> **Your goal**
Render the entries from the start through the line containing "svg-text:u: u xyxy=(235,31,307,163)", inclusive, as a Markdown table with the columns Row and Line. Number each line in Row, put its text in Line, and leave out blank lines.

> **Given information**
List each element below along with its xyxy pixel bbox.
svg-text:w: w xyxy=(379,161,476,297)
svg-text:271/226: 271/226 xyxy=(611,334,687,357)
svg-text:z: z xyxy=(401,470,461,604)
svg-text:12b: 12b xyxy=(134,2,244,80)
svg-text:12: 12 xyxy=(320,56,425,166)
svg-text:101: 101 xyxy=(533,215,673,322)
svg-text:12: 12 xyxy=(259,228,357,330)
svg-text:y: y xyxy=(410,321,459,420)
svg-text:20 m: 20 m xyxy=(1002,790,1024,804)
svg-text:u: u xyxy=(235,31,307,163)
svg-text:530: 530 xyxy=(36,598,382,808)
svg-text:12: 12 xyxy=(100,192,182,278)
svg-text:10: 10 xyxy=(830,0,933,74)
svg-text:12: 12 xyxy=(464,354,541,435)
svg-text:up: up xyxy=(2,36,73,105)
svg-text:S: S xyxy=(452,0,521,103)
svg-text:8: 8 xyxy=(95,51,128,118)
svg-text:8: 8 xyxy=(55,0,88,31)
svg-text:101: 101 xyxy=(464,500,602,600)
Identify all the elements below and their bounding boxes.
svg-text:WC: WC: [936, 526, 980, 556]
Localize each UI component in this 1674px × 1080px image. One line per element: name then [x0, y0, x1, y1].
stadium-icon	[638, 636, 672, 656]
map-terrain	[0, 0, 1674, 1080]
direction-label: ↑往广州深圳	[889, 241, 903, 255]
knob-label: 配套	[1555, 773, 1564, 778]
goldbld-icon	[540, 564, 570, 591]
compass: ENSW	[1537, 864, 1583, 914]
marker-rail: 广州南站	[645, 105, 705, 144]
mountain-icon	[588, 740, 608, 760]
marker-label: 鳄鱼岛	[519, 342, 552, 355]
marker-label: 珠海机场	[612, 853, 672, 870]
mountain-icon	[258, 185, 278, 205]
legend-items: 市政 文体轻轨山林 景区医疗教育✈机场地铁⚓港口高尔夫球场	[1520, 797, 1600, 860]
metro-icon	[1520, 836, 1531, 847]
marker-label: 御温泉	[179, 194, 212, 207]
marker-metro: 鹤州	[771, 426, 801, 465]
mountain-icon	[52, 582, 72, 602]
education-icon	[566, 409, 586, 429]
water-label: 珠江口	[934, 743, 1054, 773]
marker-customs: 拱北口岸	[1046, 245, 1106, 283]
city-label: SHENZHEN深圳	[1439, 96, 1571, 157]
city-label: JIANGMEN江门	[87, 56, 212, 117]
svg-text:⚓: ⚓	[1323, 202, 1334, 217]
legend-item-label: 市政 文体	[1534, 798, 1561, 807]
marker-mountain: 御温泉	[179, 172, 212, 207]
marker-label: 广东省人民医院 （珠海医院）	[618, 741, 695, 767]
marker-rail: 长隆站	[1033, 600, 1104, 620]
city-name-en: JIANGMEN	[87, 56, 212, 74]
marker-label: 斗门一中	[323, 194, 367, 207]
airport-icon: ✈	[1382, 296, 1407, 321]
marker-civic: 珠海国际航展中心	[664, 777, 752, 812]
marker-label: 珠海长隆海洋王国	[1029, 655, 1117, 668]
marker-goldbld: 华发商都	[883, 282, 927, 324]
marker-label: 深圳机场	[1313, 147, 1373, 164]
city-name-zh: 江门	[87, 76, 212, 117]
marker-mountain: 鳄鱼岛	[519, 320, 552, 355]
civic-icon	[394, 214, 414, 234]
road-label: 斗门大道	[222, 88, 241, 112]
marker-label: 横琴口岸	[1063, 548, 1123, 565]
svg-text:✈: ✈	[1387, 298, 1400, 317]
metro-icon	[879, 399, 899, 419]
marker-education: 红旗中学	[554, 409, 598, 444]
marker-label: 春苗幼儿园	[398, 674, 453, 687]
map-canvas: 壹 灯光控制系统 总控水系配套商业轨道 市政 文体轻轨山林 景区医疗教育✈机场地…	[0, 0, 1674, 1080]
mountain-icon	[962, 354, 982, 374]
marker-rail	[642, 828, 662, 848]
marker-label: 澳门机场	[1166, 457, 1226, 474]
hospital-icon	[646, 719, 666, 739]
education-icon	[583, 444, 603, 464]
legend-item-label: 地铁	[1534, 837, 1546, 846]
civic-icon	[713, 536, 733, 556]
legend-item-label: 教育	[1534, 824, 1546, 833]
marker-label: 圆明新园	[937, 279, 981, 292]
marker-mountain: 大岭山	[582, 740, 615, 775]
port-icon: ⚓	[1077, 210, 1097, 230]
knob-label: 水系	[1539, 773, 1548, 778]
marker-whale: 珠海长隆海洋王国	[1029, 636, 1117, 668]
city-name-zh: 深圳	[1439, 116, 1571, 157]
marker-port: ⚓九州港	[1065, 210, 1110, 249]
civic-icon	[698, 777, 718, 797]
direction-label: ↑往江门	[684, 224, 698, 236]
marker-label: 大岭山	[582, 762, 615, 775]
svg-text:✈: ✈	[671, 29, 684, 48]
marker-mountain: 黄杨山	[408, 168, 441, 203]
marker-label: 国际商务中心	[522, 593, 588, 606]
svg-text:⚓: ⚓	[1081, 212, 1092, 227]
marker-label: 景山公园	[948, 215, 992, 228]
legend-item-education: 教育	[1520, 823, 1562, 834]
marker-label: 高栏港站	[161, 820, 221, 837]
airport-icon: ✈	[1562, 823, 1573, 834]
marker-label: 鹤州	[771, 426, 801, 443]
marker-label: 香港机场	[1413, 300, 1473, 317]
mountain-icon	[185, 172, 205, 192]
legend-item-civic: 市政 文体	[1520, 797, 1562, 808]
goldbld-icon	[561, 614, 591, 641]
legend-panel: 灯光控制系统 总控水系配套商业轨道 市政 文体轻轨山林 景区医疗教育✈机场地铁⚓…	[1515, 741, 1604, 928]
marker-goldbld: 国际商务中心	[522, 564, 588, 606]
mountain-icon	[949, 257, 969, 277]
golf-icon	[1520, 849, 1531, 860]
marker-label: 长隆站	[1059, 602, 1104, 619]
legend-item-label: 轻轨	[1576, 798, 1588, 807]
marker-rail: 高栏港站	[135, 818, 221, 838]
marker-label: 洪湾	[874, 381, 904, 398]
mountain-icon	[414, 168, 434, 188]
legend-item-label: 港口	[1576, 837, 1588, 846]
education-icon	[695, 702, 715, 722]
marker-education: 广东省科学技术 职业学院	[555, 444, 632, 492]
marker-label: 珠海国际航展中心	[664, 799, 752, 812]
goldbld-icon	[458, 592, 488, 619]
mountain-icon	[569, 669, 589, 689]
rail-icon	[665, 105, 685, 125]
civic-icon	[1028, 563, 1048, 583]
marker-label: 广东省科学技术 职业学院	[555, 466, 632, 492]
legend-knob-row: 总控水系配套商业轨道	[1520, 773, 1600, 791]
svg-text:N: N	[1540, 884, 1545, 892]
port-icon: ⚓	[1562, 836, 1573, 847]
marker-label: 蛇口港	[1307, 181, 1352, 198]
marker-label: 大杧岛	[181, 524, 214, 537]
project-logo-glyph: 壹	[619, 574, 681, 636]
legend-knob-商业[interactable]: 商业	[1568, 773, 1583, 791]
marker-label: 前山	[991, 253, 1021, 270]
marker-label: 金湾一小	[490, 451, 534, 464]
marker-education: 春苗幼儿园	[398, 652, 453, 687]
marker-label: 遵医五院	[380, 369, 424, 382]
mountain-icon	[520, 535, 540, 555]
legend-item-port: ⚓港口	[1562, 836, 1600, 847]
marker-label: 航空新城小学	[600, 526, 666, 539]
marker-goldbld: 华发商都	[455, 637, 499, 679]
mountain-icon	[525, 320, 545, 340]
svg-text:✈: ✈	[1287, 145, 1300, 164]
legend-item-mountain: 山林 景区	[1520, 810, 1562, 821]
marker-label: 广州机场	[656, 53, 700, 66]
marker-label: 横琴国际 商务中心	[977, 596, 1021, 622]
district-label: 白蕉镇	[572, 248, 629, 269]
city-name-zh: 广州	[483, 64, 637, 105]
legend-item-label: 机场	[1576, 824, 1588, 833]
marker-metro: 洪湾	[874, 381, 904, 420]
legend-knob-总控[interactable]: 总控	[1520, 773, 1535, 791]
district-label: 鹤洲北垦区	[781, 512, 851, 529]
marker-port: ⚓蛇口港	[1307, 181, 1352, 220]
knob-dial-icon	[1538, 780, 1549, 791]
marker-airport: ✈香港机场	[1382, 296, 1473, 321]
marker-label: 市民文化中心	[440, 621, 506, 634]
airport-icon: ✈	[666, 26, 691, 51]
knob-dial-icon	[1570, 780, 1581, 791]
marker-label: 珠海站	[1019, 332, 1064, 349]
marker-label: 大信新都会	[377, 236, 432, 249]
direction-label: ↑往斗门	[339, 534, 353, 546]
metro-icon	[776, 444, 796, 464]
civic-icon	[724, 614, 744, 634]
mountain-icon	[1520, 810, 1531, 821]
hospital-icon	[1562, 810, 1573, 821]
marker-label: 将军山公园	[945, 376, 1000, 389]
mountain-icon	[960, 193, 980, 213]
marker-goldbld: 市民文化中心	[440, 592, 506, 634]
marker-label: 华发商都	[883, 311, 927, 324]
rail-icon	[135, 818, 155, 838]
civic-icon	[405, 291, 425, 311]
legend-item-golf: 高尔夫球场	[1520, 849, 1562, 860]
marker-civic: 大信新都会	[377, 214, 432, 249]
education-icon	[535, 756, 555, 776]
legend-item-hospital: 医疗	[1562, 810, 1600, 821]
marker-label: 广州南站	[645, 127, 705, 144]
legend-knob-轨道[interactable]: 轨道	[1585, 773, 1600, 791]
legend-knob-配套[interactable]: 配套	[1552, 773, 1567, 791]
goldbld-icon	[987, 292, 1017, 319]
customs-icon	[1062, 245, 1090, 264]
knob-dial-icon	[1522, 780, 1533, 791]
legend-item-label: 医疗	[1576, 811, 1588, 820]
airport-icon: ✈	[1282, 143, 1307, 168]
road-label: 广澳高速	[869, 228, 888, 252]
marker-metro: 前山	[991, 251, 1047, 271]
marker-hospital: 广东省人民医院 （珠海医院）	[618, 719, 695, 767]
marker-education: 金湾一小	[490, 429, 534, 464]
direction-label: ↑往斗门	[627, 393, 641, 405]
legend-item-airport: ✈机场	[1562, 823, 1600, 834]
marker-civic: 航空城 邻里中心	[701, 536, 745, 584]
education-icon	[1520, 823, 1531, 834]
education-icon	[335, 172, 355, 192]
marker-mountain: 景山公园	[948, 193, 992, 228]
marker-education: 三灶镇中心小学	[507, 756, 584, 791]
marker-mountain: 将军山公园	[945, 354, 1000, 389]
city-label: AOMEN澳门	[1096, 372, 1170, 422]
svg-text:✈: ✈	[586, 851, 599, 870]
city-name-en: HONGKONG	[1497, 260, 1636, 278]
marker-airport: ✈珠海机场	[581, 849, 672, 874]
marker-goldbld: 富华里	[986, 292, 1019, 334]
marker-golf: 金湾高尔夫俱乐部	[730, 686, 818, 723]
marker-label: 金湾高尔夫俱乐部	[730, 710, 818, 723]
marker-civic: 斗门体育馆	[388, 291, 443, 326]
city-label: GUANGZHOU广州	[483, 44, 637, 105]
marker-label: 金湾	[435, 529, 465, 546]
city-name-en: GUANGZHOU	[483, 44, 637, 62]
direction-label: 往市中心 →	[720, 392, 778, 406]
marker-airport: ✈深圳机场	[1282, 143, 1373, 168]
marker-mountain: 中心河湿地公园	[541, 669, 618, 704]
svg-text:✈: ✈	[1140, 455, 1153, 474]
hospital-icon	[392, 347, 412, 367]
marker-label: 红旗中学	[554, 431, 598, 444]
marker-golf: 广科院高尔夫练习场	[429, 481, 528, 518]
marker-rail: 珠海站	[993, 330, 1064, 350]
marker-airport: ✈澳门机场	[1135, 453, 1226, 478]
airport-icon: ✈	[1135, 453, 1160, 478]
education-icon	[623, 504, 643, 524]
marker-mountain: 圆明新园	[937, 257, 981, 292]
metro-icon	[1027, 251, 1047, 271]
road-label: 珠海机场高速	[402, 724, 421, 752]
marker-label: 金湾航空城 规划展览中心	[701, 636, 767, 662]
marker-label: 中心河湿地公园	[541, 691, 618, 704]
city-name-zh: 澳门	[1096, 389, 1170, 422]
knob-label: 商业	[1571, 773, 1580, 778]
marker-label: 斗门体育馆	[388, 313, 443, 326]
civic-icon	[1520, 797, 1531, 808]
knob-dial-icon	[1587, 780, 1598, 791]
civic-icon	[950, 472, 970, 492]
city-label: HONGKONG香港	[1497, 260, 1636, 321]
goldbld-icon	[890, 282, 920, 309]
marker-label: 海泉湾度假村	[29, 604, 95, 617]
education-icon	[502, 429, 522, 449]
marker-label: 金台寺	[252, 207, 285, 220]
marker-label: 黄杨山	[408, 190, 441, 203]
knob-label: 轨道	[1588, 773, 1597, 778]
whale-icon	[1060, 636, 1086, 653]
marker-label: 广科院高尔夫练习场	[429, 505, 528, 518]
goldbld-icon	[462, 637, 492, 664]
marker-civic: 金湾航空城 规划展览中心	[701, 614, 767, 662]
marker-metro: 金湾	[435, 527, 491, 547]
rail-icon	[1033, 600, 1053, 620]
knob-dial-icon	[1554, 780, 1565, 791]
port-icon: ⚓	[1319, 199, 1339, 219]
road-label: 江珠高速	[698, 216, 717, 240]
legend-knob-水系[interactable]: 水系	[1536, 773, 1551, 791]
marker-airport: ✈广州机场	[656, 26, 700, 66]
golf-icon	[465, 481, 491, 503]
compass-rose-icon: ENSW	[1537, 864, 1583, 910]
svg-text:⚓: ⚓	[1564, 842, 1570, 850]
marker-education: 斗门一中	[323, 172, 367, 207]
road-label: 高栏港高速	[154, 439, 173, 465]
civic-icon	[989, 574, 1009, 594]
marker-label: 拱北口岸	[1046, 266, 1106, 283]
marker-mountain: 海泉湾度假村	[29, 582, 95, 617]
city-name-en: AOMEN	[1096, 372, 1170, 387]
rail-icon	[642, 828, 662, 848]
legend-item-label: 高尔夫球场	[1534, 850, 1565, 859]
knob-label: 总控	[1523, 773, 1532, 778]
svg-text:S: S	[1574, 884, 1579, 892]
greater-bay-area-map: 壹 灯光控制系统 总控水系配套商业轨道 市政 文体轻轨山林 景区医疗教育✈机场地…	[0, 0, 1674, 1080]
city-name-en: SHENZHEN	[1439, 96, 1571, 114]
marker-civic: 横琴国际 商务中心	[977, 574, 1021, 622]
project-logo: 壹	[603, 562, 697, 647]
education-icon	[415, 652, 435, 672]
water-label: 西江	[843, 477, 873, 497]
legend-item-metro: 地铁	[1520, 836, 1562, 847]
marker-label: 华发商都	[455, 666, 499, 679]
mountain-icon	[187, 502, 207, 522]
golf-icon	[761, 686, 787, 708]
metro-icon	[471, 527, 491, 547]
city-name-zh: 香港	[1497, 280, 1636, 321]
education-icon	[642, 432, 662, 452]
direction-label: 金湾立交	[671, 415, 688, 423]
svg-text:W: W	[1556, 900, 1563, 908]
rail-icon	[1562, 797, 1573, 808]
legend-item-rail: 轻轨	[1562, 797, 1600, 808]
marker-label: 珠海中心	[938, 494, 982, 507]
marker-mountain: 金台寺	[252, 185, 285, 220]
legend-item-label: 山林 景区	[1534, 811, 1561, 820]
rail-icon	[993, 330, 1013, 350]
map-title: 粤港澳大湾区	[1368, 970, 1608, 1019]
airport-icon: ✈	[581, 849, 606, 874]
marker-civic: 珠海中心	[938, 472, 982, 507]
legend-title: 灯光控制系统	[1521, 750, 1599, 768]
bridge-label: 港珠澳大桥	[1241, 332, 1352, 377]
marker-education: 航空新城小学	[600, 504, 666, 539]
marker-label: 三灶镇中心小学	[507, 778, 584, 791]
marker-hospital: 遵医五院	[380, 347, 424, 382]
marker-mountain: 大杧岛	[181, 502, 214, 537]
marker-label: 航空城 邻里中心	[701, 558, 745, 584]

> **Full answer**
| Row | Line |
|---|---|
| 1 | List each element below along with its xyxy pixel bbox. |
| 2 | svg-text:w: w xyxy=(379,161,476,297) |
| 3 | svg-text:271/226: 271/226 xyxy=(611,334,687,357) |
| 4 | svg-text:z: z xyxy=(401,470,461,604) |
| 5 | svg-text:12b: 12b xyxy=(134,2,244,80) |
| 6 | svg-text:12: 12 xyxy=(320,56,425,166) |
| 7 | svg-text:101: 101 xyxy=(533,215,673,322) |
| 8 | svg-text:12: 12 xyxy=(259,228,357,330) |
| 9 | svg-text:y: y xyxy=(410,321,459,420) |
| 10 | svg-text:20 m: 20 m xyxy=(1002,790,1024,804) |
| 11 | svg-text:u: u xyxy=(235,31,307,163) |